• [Work to be completed]:
Say how many lines of the material below contain the word "Mean", with no other words.

-- Start of Data lines --

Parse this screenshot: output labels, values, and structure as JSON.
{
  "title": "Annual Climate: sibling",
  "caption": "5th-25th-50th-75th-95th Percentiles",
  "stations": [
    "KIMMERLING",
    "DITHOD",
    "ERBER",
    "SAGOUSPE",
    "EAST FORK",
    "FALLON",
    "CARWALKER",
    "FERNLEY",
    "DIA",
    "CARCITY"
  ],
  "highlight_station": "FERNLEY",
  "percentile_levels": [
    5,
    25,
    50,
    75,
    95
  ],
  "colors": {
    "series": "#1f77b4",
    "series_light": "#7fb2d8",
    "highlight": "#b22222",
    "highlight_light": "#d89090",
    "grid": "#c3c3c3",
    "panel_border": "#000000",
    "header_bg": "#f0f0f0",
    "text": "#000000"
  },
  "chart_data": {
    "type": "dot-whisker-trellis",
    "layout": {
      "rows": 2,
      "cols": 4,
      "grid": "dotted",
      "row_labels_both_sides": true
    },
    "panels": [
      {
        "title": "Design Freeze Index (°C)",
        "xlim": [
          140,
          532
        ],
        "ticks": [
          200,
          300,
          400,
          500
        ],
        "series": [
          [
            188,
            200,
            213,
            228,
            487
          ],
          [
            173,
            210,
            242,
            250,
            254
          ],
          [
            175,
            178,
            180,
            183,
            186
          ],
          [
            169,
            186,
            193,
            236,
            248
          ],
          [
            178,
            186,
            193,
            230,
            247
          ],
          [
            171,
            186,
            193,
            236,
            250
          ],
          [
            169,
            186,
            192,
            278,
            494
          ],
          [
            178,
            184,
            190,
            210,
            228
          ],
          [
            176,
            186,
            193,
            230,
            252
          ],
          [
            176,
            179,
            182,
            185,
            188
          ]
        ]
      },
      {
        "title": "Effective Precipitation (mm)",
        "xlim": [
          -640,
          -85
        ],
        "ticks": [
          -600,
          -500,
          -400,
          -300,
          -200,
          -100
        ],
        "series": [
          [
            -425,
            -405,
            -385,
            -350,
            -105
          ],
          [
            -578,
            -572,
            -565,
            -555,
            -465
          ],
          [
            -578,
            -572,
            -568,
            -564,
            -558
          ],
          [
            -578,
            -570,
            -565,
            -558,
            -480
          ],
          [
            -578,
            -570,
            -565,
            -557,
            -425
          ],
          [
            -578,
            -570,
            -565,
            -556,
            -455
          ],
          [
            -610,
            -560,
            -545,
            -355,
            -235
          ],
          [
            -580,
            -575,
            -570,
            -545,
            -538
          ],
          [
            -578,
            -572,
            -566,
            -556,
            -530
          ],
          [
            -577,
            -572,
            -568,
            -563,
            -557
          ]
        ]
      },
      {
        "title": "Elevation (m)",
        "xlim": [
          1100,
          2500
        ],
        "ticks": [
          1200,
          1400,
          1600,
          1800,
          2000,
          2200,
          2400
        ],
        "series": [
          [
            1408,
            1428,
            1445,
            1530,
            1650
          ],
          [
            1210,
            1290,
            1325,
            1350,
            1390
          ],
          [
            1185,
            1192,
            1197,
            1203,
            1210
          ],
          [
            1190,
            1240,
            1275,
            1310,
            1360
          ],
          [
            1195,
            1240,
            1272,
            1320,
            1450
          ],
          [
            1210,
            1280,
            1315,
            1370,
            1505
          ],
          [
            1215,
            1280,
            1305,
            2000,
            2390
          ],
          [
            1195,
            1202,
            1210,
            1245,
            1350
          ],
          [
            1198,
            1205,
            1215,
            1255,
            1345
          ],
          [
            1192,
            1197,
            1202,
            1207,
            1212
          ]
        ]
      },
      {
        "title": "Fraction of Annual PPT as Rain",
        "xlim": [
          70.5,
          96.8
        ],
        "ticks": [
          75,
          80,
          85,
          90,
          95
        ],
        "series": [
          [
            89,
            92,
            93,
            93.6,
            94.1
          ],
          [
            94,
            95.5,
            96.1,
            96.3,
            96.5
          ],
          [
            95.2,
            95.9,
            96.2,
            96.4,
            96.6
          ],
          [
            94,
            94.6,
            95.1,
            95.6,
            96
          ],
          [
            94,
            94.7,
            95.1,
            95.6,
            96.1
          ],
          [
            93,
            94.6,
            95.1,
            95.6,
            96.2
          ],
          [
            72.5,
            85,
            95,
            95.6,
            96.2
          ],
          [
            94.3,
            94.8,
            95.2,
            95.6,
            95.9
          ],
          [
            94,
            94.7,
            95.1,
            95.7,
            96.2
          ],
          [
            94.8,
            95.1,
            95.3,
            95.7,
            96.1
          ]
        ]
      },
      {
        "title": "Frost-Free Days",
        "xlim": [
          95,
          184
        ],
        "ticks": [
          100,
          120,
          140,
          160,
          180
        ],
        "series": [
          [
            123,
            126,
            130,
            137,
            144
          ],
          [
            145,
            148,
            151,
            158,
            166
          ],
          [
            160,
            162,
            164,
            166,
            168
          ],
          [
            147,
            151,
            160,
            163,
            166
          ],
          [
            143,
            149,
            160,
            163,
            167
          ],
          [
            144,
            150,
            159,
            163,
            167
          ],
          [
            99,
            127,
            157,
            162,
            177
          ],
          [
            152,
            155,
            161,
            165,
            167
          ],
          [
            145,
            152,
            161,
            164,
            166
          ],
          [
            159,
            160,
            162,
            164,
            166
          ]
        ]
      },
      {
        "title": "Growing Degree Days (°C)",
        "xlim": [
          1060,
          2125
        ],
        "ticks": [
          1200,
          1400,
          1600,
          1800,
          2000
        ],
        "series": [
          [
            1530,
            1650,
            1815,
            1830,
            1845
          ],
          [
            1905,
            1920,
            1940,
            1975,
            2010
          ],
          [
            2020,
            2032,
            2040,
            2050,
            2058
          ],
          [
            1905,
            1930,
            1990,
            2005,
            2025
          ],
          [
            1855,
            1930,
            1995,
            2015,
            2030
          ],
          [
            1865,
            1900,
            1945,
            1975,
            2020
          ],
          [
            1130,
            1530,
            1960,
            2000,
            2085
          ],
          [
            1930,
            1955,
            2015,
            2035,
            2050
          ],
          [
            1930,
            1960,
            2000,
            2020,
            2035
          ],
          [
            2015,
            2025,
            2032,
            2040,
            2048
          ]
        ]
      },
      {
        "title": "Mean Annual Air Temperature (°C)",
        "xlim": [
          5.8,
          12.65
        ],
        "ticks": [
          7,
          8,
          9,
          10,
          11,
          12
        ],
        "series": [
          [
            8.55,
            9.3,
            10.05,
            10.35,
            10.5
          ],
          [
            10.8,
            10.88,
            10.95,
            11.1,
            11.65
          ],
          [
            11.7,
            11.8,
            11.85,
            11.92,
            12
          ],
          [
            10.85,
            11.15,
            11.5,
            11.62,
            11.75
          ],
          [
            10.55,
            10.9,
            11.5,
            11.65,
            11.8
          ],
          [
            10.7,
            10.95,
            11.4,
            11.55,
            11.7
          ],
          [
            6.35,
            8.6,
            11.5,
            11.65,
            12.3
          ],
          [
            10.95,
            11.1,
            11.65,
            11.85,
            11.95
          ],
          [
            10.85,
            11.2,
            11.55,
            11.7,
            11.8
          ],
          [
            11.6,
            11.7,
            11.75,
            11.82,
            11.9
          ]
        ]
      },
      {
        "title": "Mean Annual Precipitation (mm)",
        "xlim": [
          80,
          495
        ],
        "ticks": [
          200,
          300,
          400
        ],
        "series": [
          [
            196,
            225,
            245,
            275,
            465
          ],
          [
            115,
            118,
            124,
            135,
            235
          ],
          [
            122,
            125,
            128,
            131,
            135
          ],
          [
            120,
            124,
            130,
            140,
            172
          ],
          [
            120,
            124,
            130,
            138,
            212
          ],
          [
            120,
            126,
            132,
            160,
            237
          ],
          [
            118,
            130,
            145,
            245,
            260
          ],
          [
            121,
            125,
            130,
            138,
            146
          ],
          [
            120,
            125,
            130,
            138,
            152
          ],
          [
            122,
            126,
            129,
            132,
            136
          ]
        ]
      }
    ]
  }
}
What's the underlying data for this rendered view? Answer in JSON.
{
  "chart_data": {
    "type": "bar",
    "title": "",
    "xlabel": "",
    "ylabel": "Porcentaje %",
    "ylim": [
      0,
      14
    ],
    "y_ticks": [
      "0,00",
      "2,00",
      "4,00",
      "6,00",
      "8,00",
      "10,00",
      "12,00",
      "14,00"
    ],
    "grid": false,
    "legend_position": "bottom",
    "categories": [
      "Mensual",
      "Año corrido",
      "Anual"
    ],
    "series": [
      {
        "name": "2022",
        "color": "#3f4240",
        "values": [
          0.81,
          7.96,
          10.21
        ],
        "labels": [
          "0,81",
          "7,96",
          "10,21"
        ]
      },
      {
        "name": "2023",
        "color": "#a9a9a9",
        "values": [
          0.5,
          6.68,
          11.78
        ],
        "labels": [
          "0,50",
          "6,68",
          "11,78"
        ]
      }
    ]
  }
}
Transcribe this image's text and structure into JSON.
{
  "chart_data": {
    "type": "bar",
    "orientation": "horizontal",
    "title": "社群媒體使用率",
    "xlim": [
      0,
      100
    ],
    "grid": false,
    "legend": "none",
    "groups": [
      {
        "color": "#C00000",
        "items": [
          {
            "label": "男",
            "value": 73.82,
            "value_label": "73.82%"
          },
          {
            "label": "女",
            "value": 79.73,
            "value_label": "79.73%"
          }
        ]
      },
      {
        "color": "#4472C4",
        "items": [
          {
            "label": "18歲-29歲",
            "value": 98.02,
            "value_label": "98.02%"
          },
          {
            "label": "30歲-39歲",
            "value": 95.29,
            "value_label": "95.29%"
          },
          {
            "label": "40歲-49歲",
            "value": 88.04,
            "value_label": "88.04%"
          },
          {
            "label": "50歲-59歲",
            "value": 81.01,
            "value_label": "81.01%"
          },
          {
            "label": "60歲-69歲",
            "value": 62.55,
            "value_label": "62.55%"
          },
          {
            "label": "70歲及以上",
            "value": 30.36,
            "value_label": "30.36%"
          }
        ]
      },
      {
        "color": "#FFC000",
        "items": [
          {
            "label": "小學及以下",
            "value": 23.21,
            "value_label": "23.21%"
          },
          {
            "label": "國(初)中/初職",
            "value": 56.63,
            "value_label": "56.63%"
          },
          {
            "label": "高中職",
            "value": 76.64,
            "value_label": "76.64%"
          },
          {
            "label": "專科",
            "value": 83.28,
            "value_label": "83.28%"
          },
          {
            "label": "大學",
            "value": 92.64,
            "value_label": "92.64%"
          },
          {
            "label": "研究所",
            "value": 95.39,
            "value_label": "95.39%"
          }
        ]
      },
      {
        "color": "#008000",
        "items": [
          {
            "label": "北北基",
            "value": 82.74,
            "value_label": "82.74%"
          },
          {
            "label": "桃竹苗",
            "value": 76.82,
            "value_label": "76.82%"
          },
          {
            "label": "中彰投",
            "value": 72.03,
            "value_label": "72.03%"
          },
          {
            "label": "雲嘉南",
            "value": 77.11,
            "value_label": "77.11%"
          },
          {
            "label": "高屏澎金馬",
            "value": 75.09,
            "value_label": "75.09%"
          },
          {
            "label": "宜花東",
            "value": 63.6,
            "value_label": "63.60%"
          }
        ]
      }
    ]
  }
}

-- End of Data lines --

• [Solution to the problem]:
2